## SUPPLIED MATERIAL
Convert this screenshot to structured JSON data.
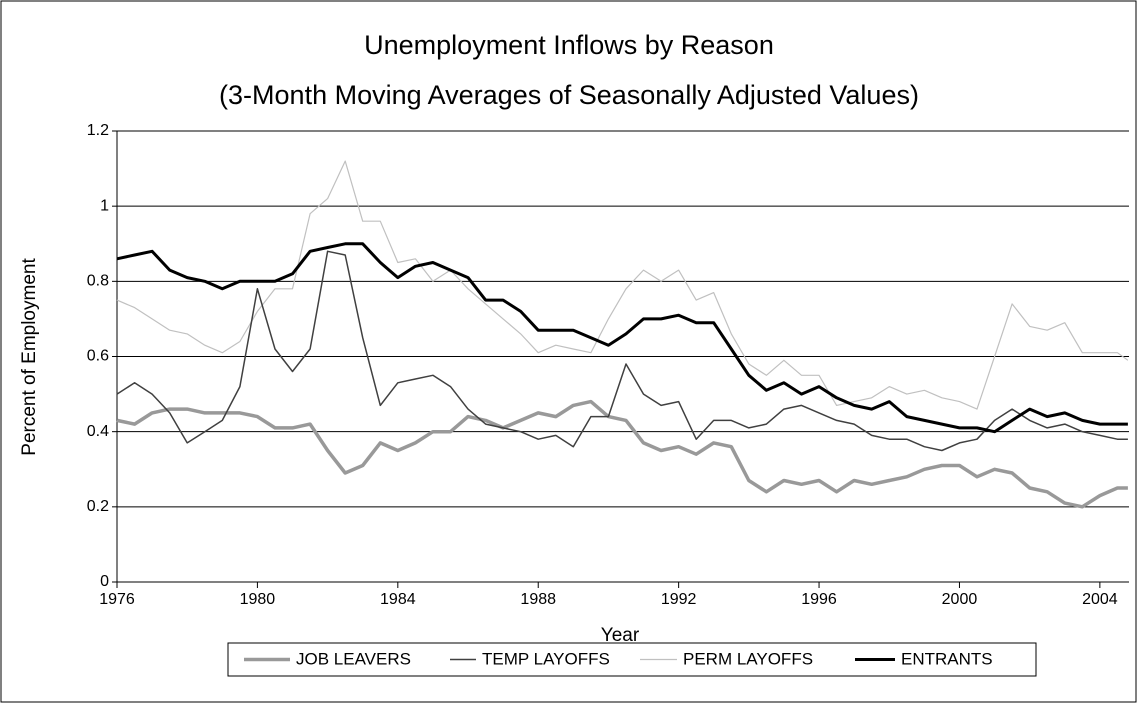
{
  "chart_data": {
    "type": "line",
    "title": "Unemployment Inflows by Reason",
    "subtitle": "(3-Month Moving Averages of  Seasonally Adjusted Values)",
    "x_label": "Year",
    "y_label": "Percent of Employment",
    "x": [
      1976,
      1976.5,
      1977,
      1977.5,
      1978,
      1978.5,
      1979,
      1979.5,
      1980,
      1980.5,
      1981,
      1981.5,
      1982,
      1982.5,
      1983,
      1983.5,
      1984,
      1984.5,
      1985,
      1985.5,
      1986,
      1986.5,
      1987,
      1987.5,
      1988,
      1988.5,
      1989,
      1989.5,
      1990,
      1990.5,
      1991,
      1991.5,
      1992,
      1992.5,
      1993,
      1993.5,
      1994,
      1994.5,
      1995,
      1995.5,
      1996,
      1996.5,
      1997,
      1997.5,
      1998,
      1998.5,
      1999,
      1999.5,
      2000,
      2000.5,
      2001,
      2001.5,
      2002,
      2002.5,
      2003,
      2003.5,
      2004,
      2004.5,
      2004.8
    ],
    "series": [
      {
        "name": "JOB LEAVERS",
        "color": "#999999",
        "values": [
          0.43,
          0.42,
          0.45,
          0.46,
          0.46,
          0.45,
          0.45,
          0.45,
          0.44,
          0.41,
          0.41,
          0.42,
          0.35,
          0.29,
          0.31,
          0.37,
          0.35,
          0.37,
          0.4,
          0.4,
          0.44,
          0.43,
          0.41,
          0.43,
          0.45,
          0.44,
          0.47,
          0.48,
          0.44,
          0.43,
          0.37,
          0.35,
          0.36,
          0.34,
          0.37,
          0.36,
          0.27,
          0.24,
          0.27,
          0.26,
          0.27,
          0.24,
          0.27,
          0.26,
          0.27,
          0.28,
          0.3,
          0.31,
          0.31,
          0.28,
          0.3,
          0.29,
          0.25,
          0.24,
          0.21,
          0.2,
          0.23,
          0.25,
          0.25
        ]
      },
      {
        "name": "TEMP LAYOFFS",
        "color": "#404040",
        "values": [
          0.5,
          0.53,
          0.5,
          0.45,
          0.37,
          0.4,
          0.43,
          0.52,
          0.78,
          0.62,
          0.56,
          0.62,
          0.88,
          0.87,
          0.65,
          0.47,
          0.53,
          0.54,
          0.55,
          0.52,
          0.46,
          0.42,
          0.41,
          0.4,
          0.38,
          0.39,
          0.36,
          0.44,
          0.44,
          0.58,
          0.5,
          0.47,
          0.48,
          0.38,
          0.43,
          0.43,
          0.41,
          0.42,
          0.46,
          0.47,
          0.45,
          0.43,
          0.42,
          0.39,
          0.38,
          0.38,
          0.36,
          0.35,
          0.37,
          0.38,
          0.43,
          0.46,
          0.43,
          0.41,
          0.42,
          0.4,
          0.39,
          0.38,
          0.38
        ]
      },
      {
        "name": "PERM LAYOFFS",
        "color": "#c0c0c0",
        "values": [
          0.75,
          0.73,
          0.7,
          0.67,
          0.66,
          0.63,
          0.61,
          0.64,
          0.72,
          0.78,
          0.78,
          0.98,
          1.02,
          1.12,
          0.96,
          0.96,
          0.85,
          0.86,
          0.8,
          0.83,
          0.78,
          0.74,
          0.7,
          0.66,
          0.61,
          0.63,
          0.62,
          0.61,
          0.7,
          0.78,
          0.83,
          0.8,
          0.83,
          0.75,
          0.77,
          0.66,
          0.58,
          0.55,
          0.59,
          0.55,
          0.55,
          0.47,
          0.48,
          0.49,
          0.52,
          0.5,
          0.51,
          0.49,
          0.48,
          0.46,
          0.6,
          0.74,
          0.68,
          0.67,
          0.69,
          0.61,
          0.61,
          0.61,
          0.59
        ]
      },
      {
        "name": "ENTRANTS",
        "color": "#000000",
        "values": [
          0.86,
          0.87,
          0.88,
          0.83,
          0.81,
          0.8,
          0.78,
          0.8,
          0.8,
          0.8,
          0.82,
          0.88,
          0.89,
          0.9,
          0.9,
          0.85,
          0.81,
          0.84,
          0.85,
          0.83,
          0.81,
          0.75,
          0.75,
          0.72,
          0.67,
          0.67,
          0.67,
          0.65,
          0.63,
          0.66,
          0.7,
          0.7,
          0.71,
          0.69,
          0.69,
          0.62,
          0.55,
          0.51,
          0.53,
          0.5,
          0.52,
          0.49,
          0.47,
          0.46,
          0.48,
          0.44,
          0.43,
          0.42,
          0.41,
          0.41,
          0.4,
          0.43,
          0.46,
          0.44,
          0.45,
          0.43,
          0.42,
          0.42,
          0.42
        ]
      }
    ],
    "xlim": [
      1976,
      2004.83
    ],
    "xticks": [
      1976,
      1980,
      1984,
      1988,
      1992,
      1996,
      2000,
      2004
    ],
    "ylim": [
      0,
      1.2
    ],
    "yticks": [
      0,
      0.2,
      0.4,
      0.6,
      0.8,
      1,
      1.2
    ],
    "grid": true,
    "legend": "bottom"
  }
}
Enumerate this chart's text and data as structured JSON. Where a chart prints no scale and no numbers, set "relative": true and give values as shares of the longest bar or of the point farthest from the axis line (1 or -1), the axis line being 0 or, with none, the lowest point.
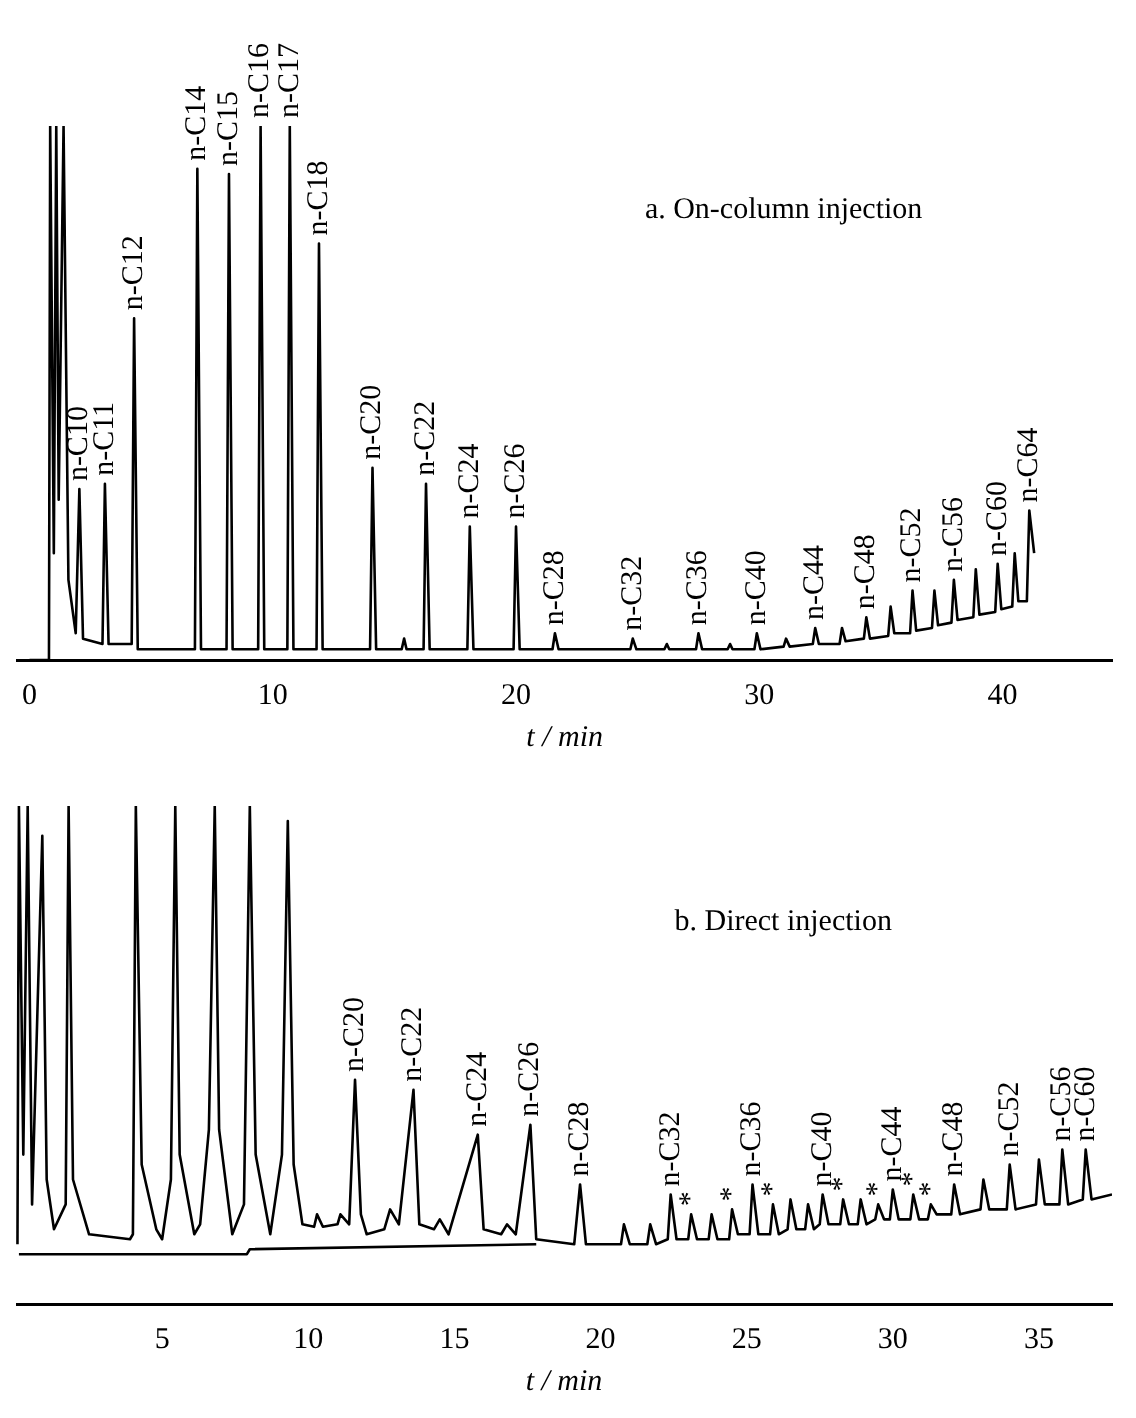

## GIVEN EXERCISE
Copy every record above exactly, leaving out any pictures.

## EXERCISE RESPONSE
Convert this screenshot to structured JSON data.
{
  "chart_data": {
    "type": "line",
    "title": "Unemployment Inflows by Reason",
    "subtitle": "(3-Month Moving Averages of  Seasonally Adjusted Values)",
    "x_label": "Year",
    "y_label": "Percent of Employment",
    "x": [
      1976,
      1976.5,
      1977,
      1977.5,
      1978,
      1978.5,
      1979,
      1979.5,
      1980,
      1980.5,
      1981,
      1981.5,
      1982,
      1982.5,
      1983,
      1983.5,
      1984,
      1984.5,
      1985,
      1985.5,
      1986,
      1986.5,
      1987,
      1987.5,
      1988,
      1988.5,
      1989,
      1989.5,
      1990,
      1990.5,
      1991,
      1991.5,
      1992,
      1992.5,
      1993,
      1993.5,
      1994,
      1994.5,
      1995,
      1995.5,
      1996,
      1996.5,
      1997,
      1997.5,
      1998,
      1998.5,
      1999,
      1999.5,
      2000,
      2000.5,
      2001,
      2001.5,
      2002,
      2002.5,
      2003,
      2003.5,
      2004,
      2004.5,
      2004.8
    ],
    "series": [
      {
        "name": "JOB LEAVERS",
        "color": "#999999",
        "values": [
          0.43,
          0.42,
          0.45,
          0.46,
          0.46,
          0.45,
          0.45,
          0.45,
          0.44,
          0.41,
          0.41,
          0.42,
          0.35,
          0.29,
          0.31,
          0.37,
          0.35,
          0.37,
          0.4,
          0.4,
          0.44,
          0.43,
          0.41,
          0.43,
          0.45,
          0.44,
          0.47,
          0.48,
          0.44,
          0.43,
          0.37,
          0.35,
          0.36,
          0.34,
          0.37,
          0.36,
          0.27,
          0.24,
          0.27,
          0.26,
          0.27,
          0.24,
          0.27,
          0.26,
          0.27,
          0.28,
          0.3,
          0.31,
          0.31,
          0.28,
          0.3,
          0.29,
          0.25,
          0.24,
          0.21,
          0.2,
          0.23,
          0.25,
          0.25
        ]
      },
      {
        "name": "TEMP LAYOFFS",
        "color": "#404040",
        "values": [
          0.5,
          0.53,
          0.5,
          0.45,
          0.37,
          0.4,
          0.43,
          0.52,
          0.78,
          0.62,
          0.56,
          0.62,
          0.88,
          0.87,
          0.65,
          0.47,
          0.53,
          0.54,
          0.55,
          0.52,
          0.46,
          0.42,
          0.41,
          0.4,
          0.38,
          0.39,
          0.36,
          0.44,
          0.44,
          0.58,
          0.5,
          0.47,
          0.48,
          0.38,
          0.43,
          0.43,
          0.41,
          0.42,
          0.46,
          0.47,
          0.45,
          0.43,
          0.42,
          0.39,
          0.38,
          0.38,
          0.36,
          0.35,
          0.37,
          0.38,
          0.43,
          0.46,
          0.43,
          0.41,
          0.42,
          0.4,
          0.39,
          0.38,
          0.38
        ]
      },
      {
        "name": "PERM LAYOFFS",
        "color": "#c0c0c0",
        "values": [
          0.75,
          0.73,
          0.7,
          0.67,
          0.66,
          0.63,
          0.61,
          0.64,
          0.72,
          0.78,
          0.78,
          0.98,
          1.02,
          1.12,
          0.96,
          0.96,
          0.85,
          0.86,
          0.8,
          0.83,
          0.78,
          0.74,
          0.7,
          0.66,
          0.61,
          0.63,
          0.62,
          0.61,
          0.7,
          0.78,
          0.83,
          0.8,
          0.83,
          0.75,
          0.77,
          0.66,
          0.58,
          0.55,
          0.59,
          0.55,
          0.55,
          0.47,
          0.48,
          0.49,
          0.52,
          0.5,
          0.51,
          0.49,
          0.48,
          0.46,
          0.6,
          0.74,
          0.68,
          0.67,
          0.69,
          0.61,
          0.61,
          0.61,
          0.59
        ]
      },
      {
        "name": "ENTRANTS",
        "color": "#000000",
        "values": [
          0.86,
          0.87,
          0.88,
          0.83,
          0.81,
          0.8,
          0.78,
          0.8,
          0.8,
          0.8,
          0.82,
          0.88,
          0.89,
          0.9,
          0.9,
          0.85,
          0.81,
          0.84,
          0.85,
          0.83,
          0.81,
          0.75,
          0.75,
          0.72,
          0.67,
          0.67,
          0.67,
          0.65,
          0.63,
          0.66,
          0.7,
          0.7,
          0.71,
          0.69,
          0.69,
          0.62,
          0.55,
          0.51,
          0.53,
          0.5,
          0.52,
          0.49,
          0.47,
          0.46,
          0.48,
          0.44,
          0.43,
          0.42,
          0.41,
          0.41,
          0.4,
          0.43,
          0.46,
          0.44,
          0.45,
          0.43,
          0.42,
          0.42,
          0.42
        ]
      }
    ],
    "xlim": [
      1976,
      2004.83
    ],
    "xticks": [
      1976,
      1980,
      1984,
      1988,
      1992,
      1996,
      2000,
      2004
    ],
    "ylim": [
      0,
      1.2
    ],
    "yticks": [
      0,
      0.2,
      0.4,
      0.6,
      0.8,
      1,
      1.2
    ],
    "grid": true,
    "legend": "bottom"
  }
}
Enumerate this chart's text and data as structured JSON. Where a chart prints no scale and no numbers, set "relative": true and give values as shares of the longest bar or of the point farthest from the axis line (1 or -1), the axis line being 0 or, with none, the lowest point.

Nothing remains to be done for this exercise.